> **DATA SHOWN**
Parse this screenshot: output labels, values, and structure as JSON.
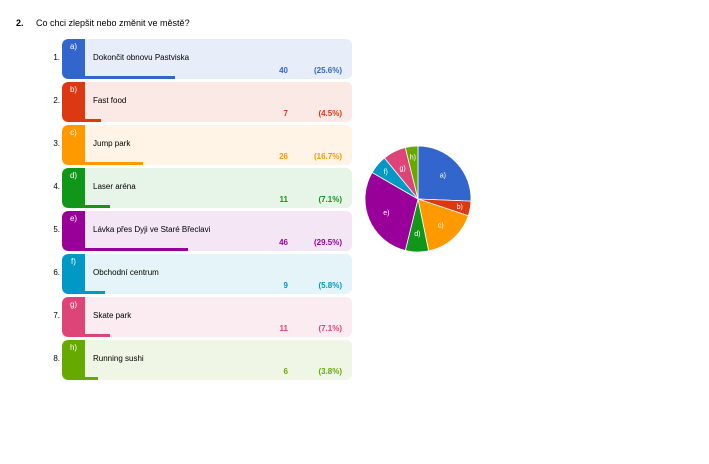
{
  "question": {
    "number": "2.",
    "title": "Co chci zlepšit nebo změnit ve městě?"
  },
  "chart_data": {
    "type": "bar",
    "categories": [
      "Dokončit obnovu Pastviska",
      "Fast food",
      "Jump park",
      "Laser aréna",
      "Lávka přes Dyji ve Staré Břeclavi",
      "Obchodní centrum",
      "Skate park",
      "Running sushi"
    ],
    "letters": [
      "a)",
      "b)",
      "c)",
      "d)",
      "e)",
      "f)",
      "g)",
      "h)"
    ],
    "indices": [
      "1.",
      "2.",
      "3.",
      "4.",
      "5.",
      "6.",
      "7.",
      "8."
    ],
    "values": [
      40,
      7,
      26,
      11,
      46,
      9,
      11,
      6
    ],
    "percent_labels": [
      "(25.6%)",
      "(4.5%)",
      "(16.7%)",
      "(7.1%)",
      "(29.5%)",
      "(5.8%)",
      "(7.1%)",
      "(3.8%)"
    ],
    "colors": [
      "#3366cc",
      "#dc3912",
      "#ff9900",
      "#109618",
      "#990099",
      "#0099c6",
      "#dd4477",
      "#66aa00"
    ],
    "row_backgrounds": [
      "#e8eef9",
      "#fbe9e6",
      "#fff4e5",
      "#e7f4e8",
      "#f4e6f4",
      "#e5f4f9",
      "#fbecf1",
      "#eff6e5"
    ],
    "pie": {
      "type": "pie",
      "slice_labels": [
        "a)",
        "b)",
        "c)",
        "d)",
        "e)",
        "f)",
        "g)",
        "h)"
      ],
      "values": [
        40,
        7,
        26,
        11,
        46,
        9,
        11,
        6
      ]
    }
  }
}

> **WHAT THIS TASK INVOLVES**
From the listing above, copy every line that holds the string "values".

> **RESPONSE**
Parse this screenshot: output labels, values, and structure as JSON.
    "values": [
      "values": [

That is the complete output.